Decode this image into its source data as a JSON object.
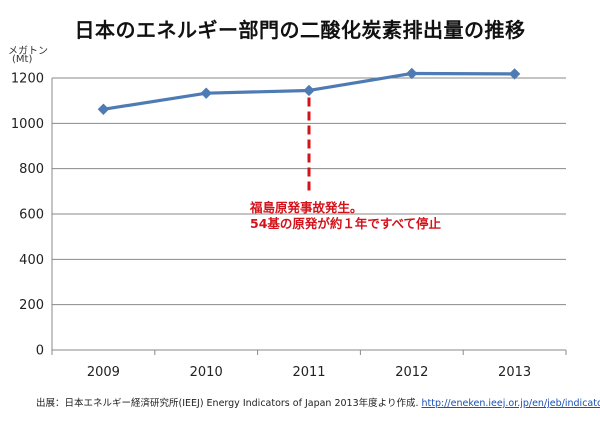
{
  "title": "日本のエネルギー部門の二酸化炭素排出量の推移",
  "unit": {
    "line1": "メガトン",
    "line2": "(Mt)"
  },
  "annotation": {
    "line1": "福島原発事故発生。",
    "line2": "54基の原発が約１年ですべて停止",
    "x_category": "2011",
    "color": "#d4121a"
  },
  "footer": {
    "text": "出展：日本エネルギー経済研究所(IEEJ)  Energy Indicators of Japan 2013年度より作成. ",
    "link": "http://eneken.ieej.or.jp/en/jeb/indicators.pdf"
  },
  "chart_data": {
    "type": "line",
    "title": "日本のエネルギー部門の二酸化炭素排出量の推移",
    "ylabel": "メガトン (Mt)",
    "xlabel": "",
    "categories": [
      "2009",
      "2010",
      "2011",
      "2012",
      "2013"
    ],
    "series": [
      {
        "values": [
          1062,
          1133,
          1145,
          1220,
          1218
        ]
      }
    ],
    "ylim": [
      0,
      1200
    ],
    "yticks": [
      0,
      200,
      400,
      600,
      800,
      1000,
      1200
    ],
    "grid": true,
    "line_color": "#4f7bb5"
  }
}
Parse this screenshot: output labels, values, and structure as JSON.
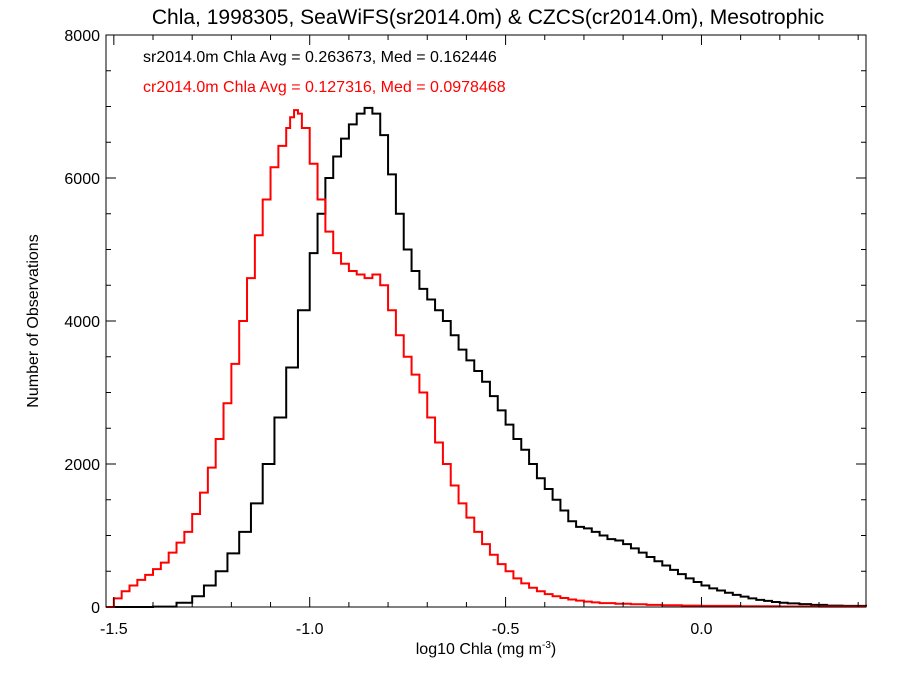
{
  "chart_data": {
    "type": "line",
    "step": true,
    "title": "Chla, 1998305, SeaWiFS(sr2014.0m) & CZCS(cr2014.0m), Mesotrophic",
    "xlabel": "log10 Chla (mg m",
    "xlabel_exponent": "-3",
    "xlabel_close": ")",
    "ylabel": "Number of Observations",
    "xlim": [
      -1.52,
      0.42
    ],
    "ylim": [
      0,
      8000
    ],
    "x_ticks": [
      {
        "value": -1.5,
        "label": "-1.5"
      },
      {
        "value": -1.0,
        "label": "-1.0"
      },
      {
        "value": -0.5,
        "label": "-0.5"
      },
      {
        "value": 0.0,
        "label": "0.0"
      }
    ],
    "y_ticks": [
      {
        "value": 0,
        "label": "0"
      },
      {
        "value": 2000,
        "label": "2000"
      },
      {
        "value": 4000,
        "label": "4000"
      },
      {
        "value": 6000,
        "label": "6000"
      },
      {
        "value": 8000,
        "label": "8000"
      }
    ],
    "grid": false,
    "legend": [
      {
        "text": "sr2014.0m Chla Avg = 0.263673, Med = 0.162446",
        "color": "#000000"
      },
      {
        "text": "cr2014.0m Chla Avg = 0.127316, Med = 0.0978468",
        "color": "#ff0000"
      }
    ],
    "series": [
      {
        "name": "sr2014.0m",
        "color": "#000000",
        "points": [
          [
            -1.52,
            0
          ],
          [
            -1.4,
            5
          ],
          [
            -1.34,
            60
          ],
          [
            -1.3,
            150
          ],
          [
            -1.27,
            300
          ],
          [
            -1.24,
            500
          ],
          [
            -1.21,
            750
          ],
          [
            -1.18,
            1050
          ],
          [
            -1.15,
            1450
          ],
          [
            -1.12,
            2000
          ],
          [
            -1.09,
            2650
          ],
          [
            -1.06,
            3350
          ],
          [
            -1.03,
            4150
          ],
          [
            -1.0,
            4950
          ],
          [
            -0.98,
            5500
          ],
          [
            -0.96,
            6000
          ],
          [
            -0.94,
            6300
          ],
          [
            -0.92,
            6550
          ],
          [
            -0.9,
            6750
          ],
          [
            -0.88,
            6900
          ],
          [
            -0.86,
            6980
          ],
          [
            -0.84,
            6900
          ],
          [
            -0.82,
            6600
          ],
          [
            -0.8,
            6050
          ],
          [
            -0.78,
            5500
          ],
          [
            -0.76,
            5000
          ],
          [
            -0.74,
            4700
          ],
          [
            -0.72,
            4450
          ],
          [
            -0.7,
            4300
          ],
          [
            -0.68,
            4150
          ],
          [
            -0.66,
            4000
          ],
          [
            -0.64,
            3800
          ],
          [
            -0.62,
            3600
          ],
          [
            -0.6,
            3450
          ],
          [
            -0.58,
            3300
          ],
          [
            -0.56,
            3150
          ],
          [
            -0.54,
            2950
          ],
          [
            -0.52,
            2750
          ],
          [
            -0.5,
            2550
          ],
          [
            -0.48,
            2350
          ],
          [
            -0.46,
            2200
          ],
          [
            -0.44,
            2000
          ],
          [
            -0.42,
            1800
          ],
          [
            -0.4,
            1650
          ],
          [
            -0.38,
            1500
          ],
          [
            -0.36,
            1350
          ],
          [
            -0.34,
            1200
          ],
          [
            -0.32,
            1120
          ],
          [
            -0.3,
            1100
          ],
          [
            -0.28,
            1050
          ],
          [
            -0.26,
            1000
          ],
          [
            -0.24,
            950
          ],
          [
            -0.22,
            930
          ],
          [
            -0.2,
            880
          ],
          [
            -0.18,
            820
          ],
          [
            -0.16,
            760
          ],
          [
            -0.14,
            700
          ],
          [
            -0.12,
            640
          ],
          [
            -0.1,
            580
          ],
          [
            -0.08,
            520
          ],
          [
            -0.06,
            460
          ],
          [
            -0.04,
            400
          ],
          [
            -0.02,
            350
          ],
          [
            0.0,
            300
          ],
          [
            0.02,
            260
          ],
          [
            0.04,
            230
          ],
          [
            0.06,
            200
          ],
          [
            0.08,
            170
          ],
          [
            0.1,
            145
          ],
          [
            0.12,
            120
          ],
          [
            0.14,
            100
          ],
          [
            0.16,
            85
          ],
          [
            0.18,
            70
          ],
          [
            0.2,
            60
          ],
          [
            0.22,
            50
          ],
          [
            0.25,
            40
          ],
          [
            0.28,
            30
          ],
          [
            0.32,
            20
          ],
          [
            0.36,
            15
          ],
          [
            0.42,
            10
          ]
        ]
      },
      {
        "name": "cr2014.0m",
        "color": "#ff0000",
        "points": [
          [
            -1.52,
            0
          ],
          [
            -1.5,
            120
          ],
          [
            -1.48,
            220
          ],
          [
            -1.46,
            300
          ],
          [
            -1.44,
            380
          ],
          [
            -1.42,
            450
          ],
          [
            -1.4,
            530
          ],
          [
            -1.38,
            620
          ],
          [
            -1.36,
            760
          ],
          [
            -1.34,
            900
          ],
          [
            -1.32,
            1050
          ],
          [
            -1.3,
            1300
          ],
          [
            -1.28,
            1600
          ],
          [
            -1.26,
            1950
          ],
          [
            -1.24,
            2350
          ],
          [
            -1.22,
            2850
          ],
          [
            -1.2,
            3400
          ],
          [
            -1.18,
            4000
          ],
          [
            -1.16,
            4600
          ],
          [
            -1.14,
            5200
          ],
          [
            -1.12,
            5700
          ],
          [
            -1.1,
            6150
          ],
          [
            -1.08,
            6450
          ],
          [
            -1.06,
            6700
          ],
          [
            -1.05,
            6850
          ],
          [
            -1.04,
            6950
          ],
          [
            -1.03,
            6900
          ],
          [
            -1.02,
            6700
          ],
          [
            -1.0,
            6200
          ],
          [
            -0.98,
            5700
          ],
          [
            -0.96,
            5250
          ],
          [
            -0.94,
            4950
          ],
          [
            -0.92,
            4800
          ],
          [
            -0.9,
            4700
          ],
          [
            -0.88,
            4650
          ],
          [
            -0.86,
            4600
          ],
          [
            -0.84,
            4650
          ],
          [
            -0.82,
            4500
          ],
          [
            -0.8,
            4150
          ],
          [
            -0.78,
            3800
          ],
          [
            -0.76,
            3500
          ],
          [
            -0.74,
            3250
          ],
          [
            -0.72,
            3000
          ],
          [
            -0.7,
            2650
          ],
          [
            -0.68,
            2300
          ],
          [
            -0.66,
            2000
          ],
          [
            -0.64,
            1700
          ],
          [
            -0.62,
            1450
          ],
          [
            -0.6,
            1250
          ],
          [
            -0.58,
            1050
          ],
          [
            -0.56,
            880
          ],
          [
            -0.54,
            730
          ],
          [
            -0.52,
            600
          ],
          [
            -0.5,
            500
          ],
          [
            -0.48,
            400
          ],
          [
            -0.46,
            330
          ],
          [
            -0.44,
            270
          ],
          [
            -0.42,
            220
          ],
          [
            -0.4,
            180
          ],
          [
            -0.38,
            150
          ],
          [
            -0.36,
            125
          ],
          [
            -0.34,
            105
          ],
          [
            -0.32,
            90
          ],
          [
            -0.3,
            75
          ],
          [
            -0.28,
            65
          ],
          [
            -0.26,
            55
          ],
          [
            -0.22,
            45
          ],
          [
            -0.18,
            38
          ],
          [
            -0.14,
            30
          ],
          [
            -0.1,
            25
          ],
          [
            -0.05,
            20
          ],
          [
            0.0,
            15
          ],
          [
            0.1,
            10
          ],
          [
            0.2,
            7
          ],
          [
            0.3,
            5
          ],
          [
            0.42,
            3
          ]
        ]
      }
    ]
  }
}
+++
Read through the lines above and collect those that contain the string "title".

Exercise result:
  "title": "日本のエネルギー部門の二酸化炭素排出量の推移",
    "title": "日本のエネルギー部門の二酸化炭素排出量の推移",
    "title": "Chla, 1998305, SeaWiFS(sr2014.0m) & CZCS(cr2014.0m), Mesotrophic",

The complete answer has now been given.